> Task
Read through the records below and copy each line that uses the word "color".

> Source material
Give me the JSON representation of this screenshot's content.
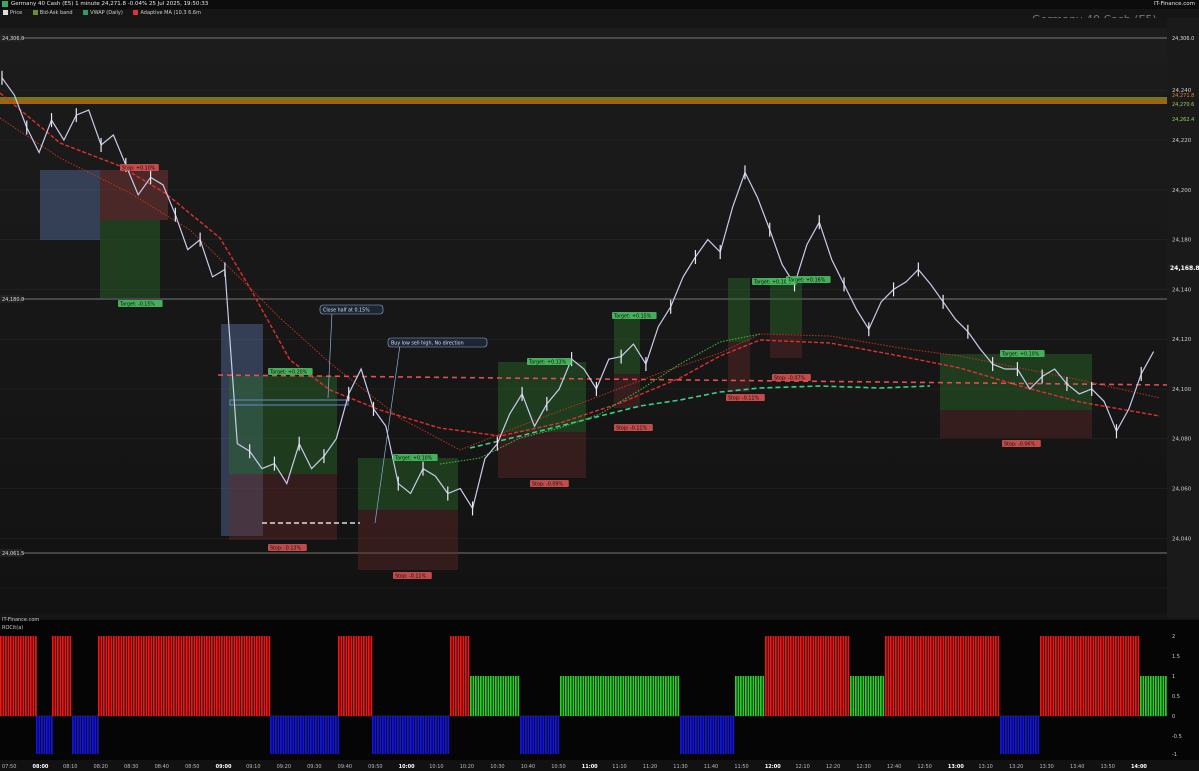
{
  "topbar": {
    "title": "Germany 40 Cash (E5) 1 minute 24,271.8 -0.04% 25 Jul 2025, 19:50:33",
    "brand": "IT-Finance.com"
  },
  "legend": [
    {
      "label": "Price",
      "color": "#dddddd"
    },
    {
      "label": "Bid-Ask band",
      "color": "#6a8f2a"
    },
    {
      "label": "VWAP (Daily)",
      "color": "#2a9d6a"
    },
    {
      "label": "Adaptive MA (10.3 6.6m",
      "color": "#d33"
    }
  ],
  "chart_header": "Germany 40 Cash (E5)",
  "indicator": {
    "source": "IT-Finance.com",
    "label": "ROCit(a)",
    "ticks": [
      "2",
      "1.5",
      "1",
      "0.5",
      "0",
      "-0.5",
      "-1"
    ]
  },
  "chart_data": {
    "type": "line",
    "title": "Germany 40 Cash (E5)",
    "y_ticks": [
      "24,240",
      "24,220",
      "24,200",
      "24,180",
      "24,168.8",
      "24,140",
      "24,120",
      "24,100",
      "24,080",
      "24,060",
      "24,040"
    ],
    "ylim": [
      24030,
      24265
    ],
    "x_ticks": [
      "07:50",
      "08:00",
      "08:10",
      "08:20",
      "08:30",
      "08:40",
      "08:50",
      "09:00",
      "09:10",
      "09:20",
      "09:30",
      "09:40",
      "09:50",
      "10:00",
      "10:10",
      "10:20",
      "10:30",
      "10:40",
      "10:50",
      "11:00",
      "11:10",
      "11:20",
      "11:30",
      "11:40",
      "11:50",
      "12:00",
      "12:10",
      "12:20",
      "12:30",
      "12:40",
      "12:50",
      "13:00",
      "13:10",
      "13:20",
      "13:30",
      "13:40",
      "13:50",
      "14:00"
    ],
    "bold_x_ticks": [
      "08:00",
      "09:00",
      "10:00",
      "11:00",
      "12:00",
      "13:00",
      "14:00"
    ],
    "price_levels": [
      {
        "label": "24,306.0",
        "side": "left"
      },
      {
        "label": "24,180.0",
        "side": "left"
      },
      {
        "label": "24,061.5",
        "side": "left"
      },
      {
        "label": "24,306.0",
        "side": "right"
      },
      {
        "label": "24,271.8",
        "side": "right"
      },
      {
        "label": "24,270.6",
        "side": "right"
      },
      {
        "label": "24,262.4",
        "side": "right"
      },
      {
        "label": "24,168.8",
        "side": "right"
      }
    ],
    "price_series": [
      [
        0,
        24245
      ],
      [
        3,
        24238
      ],
      [
        6,
        24225
      ],
      [
        9,
        24215
      ],
      [
        12,
        24228
      ],
      [
        15,
        24220
      ],
      [
        18,
        24230
      ],
      [
        21,
        24232
      ],
      [
        24,
        24218
      ],
      [
        27,
        24222
      ],
      [
        30,
        24210
      ],
      [
        33,
        24198
      ],
      [
        36,
        24205
      ],
      [
        39,
        24202
      ],
      [
        42,
        24190
      ],
      [
        45,
        24176
      ],
      [
        48,
        24180
      ],
      [
        51,
        24165
      ],
      [
        54,
        24168
      ],
      [
        57,
        24098
      ],
      [
        60,
        24095
      ],
      [
        63,
        24088
      ],
      [
        66,
        24090
      ],
      [
        69,
        24082
      ],
      [
        72,
        24098
      ],
      [
        75,
        24088
      ],
      [
        78,
        24093
      ],
      [
        81,
        24100
      ],
      [
        84,
        24118
      ],
      [
        87,
        24128
      ],
      [
        90,
        24112
      ],
      [
        93,
        24105
      ],
      [
        96,
        24082
      ],
      [
        99,
        24078
      ],
      [
        102,
        24088
      ],
      [
        105,
        24085
      ],
      [
        108,
        24078
      ],
      [
        111,
        24080
      ],
      [
        114,
        24072
      ],
      [
        117,
        24092
      ],
      [
        120,
        24098
      ],
      [
        123,
        24110
      ],
      [
        126,
        24118
      ],
      [
        129,
        24105
      ],
      [
        132,
        24114
      ],
      [
        135,
        24120
      ],
      [
        138,
        24132
      ],
      [
        141,
        24128
      ],
      [
        144,
        24120
      ],
      [
        147,
        24132
      ],
      [
        150,
        24133
      ],
      [
        153,
        24138
      ],
      [
        156,
        24130
      ],
      [
        159,
        24145
      ],
      [
        162,
        24153
      ],
      [
        165,
        24165
      ],
      [
        168,
        24173
      ],
      [
        171,
        24180
      ],
      [
        174,
        24175
      ],
      [
        177,
        24193
      ],
      [
        180,
        24207
      ],
      [
        183,
        24197
      ],
      [
        186,
        24184
      ],
      [
        189,
        24170
      ],
      [
        192,
        24162
      ],
      [
        195,
        24178
      ],
      [
        198,
        24187
      ],
      [
        201,
        24172
      ],
      [
        204,
        24162
      ],
      [
        207,
        24152
      ],
      [
        210,
        24144
      ],
      [
        213,
        24155
      ],
      [
        216,
        24160
      ],
      [
        219,
        24163
      ],
      [
        222,
        24168
      ],
      [
        225,
        24162
      ],
      [
        228,
        24155
      ],
      [
        231,
        24148
      ],
      [
        234,
        24143
      ],
      [
        237,
        24136
      ],
      [
        240,
        24130
      ],
      [
        243,
        24128
      ],
      [
        246,
        24128
      ],
      [
        249,
        24120
      ],
      [
        252,
        24125
      ],
      [
        255,
        24128
      ],
      [
        258,
        24122
      ],
      [
        261,
        24118
      ],
      [
        264,
        24120
      ],
      [
        267,
        24115
      ],
      [
        270,
        24103
      ],
      [
        273,
        24112
      ],
      [
        276,
        24126
      ],
      [
        279,
        24135
      ]
    ],
    "trade_markers": [
      {
        "label": "Stop: +0.10%",
        "kind": "stop"
      },
      {
        "label": "Target: -0.15%",
        "kind": "target"
      },
      {
        "label": "Target: +0.20%",
        "kind": "target"
      },
      {
        "label": "Stop: -0.13%",
        "kind": "stop"
      },
      {
        "label": "Target: +0.10%",
        "kind": "target"
      },
      {
        "label": "Stop: -0.11%",
        "kind": "stop"
      },
      {
        "label": "Target: +0.13%",
        "kind": "target"
      },
      {
        "label": "Stop: -0.09%",
        "kind": "stop"
      },
      {
        "label": "Target: +0.15%",
        "kind": "target"
      },
      {
        "label": "Stop: -0.11%",
        "kind": "stop"
      },
      {
        "label": "Target: +0.10%",
        "kind": "target"
      },
      {
        "label": "Stop: -0.11%",
        "kind": "stop"
      },
      {
        "label": "Target: +0.16%",
        "kind": "target"
      },
      {
        "label": "Stop: -0.07%",
        "kind": "stop"
      },
      {
        "label": "Target: +0.10%",
        "kind": "target"
      },
      {
        "label": "Stop: -0.06%",
        "kind": "stop"
      }
    ],
    "annotations": [
      "Close half at 0.15%",
      "Buy low sell high, No direction"
    ],
    "indicator_series": {
      "name": "ROCit(a)",
      "ylim": [
        -1,
        2
      ]
    }
  }
}
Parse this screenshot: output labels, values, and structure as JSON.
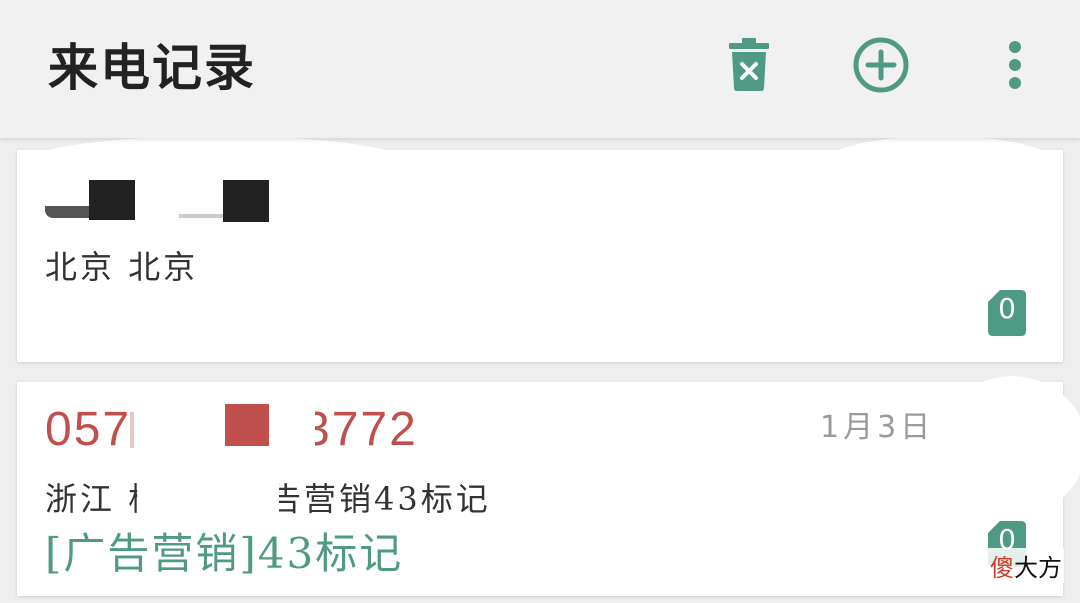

> Exercise solution
      "color": "#dddddd"
      "color": "#6a8f2a"
      "color": "#2a9d6a"
      "color": "#d33"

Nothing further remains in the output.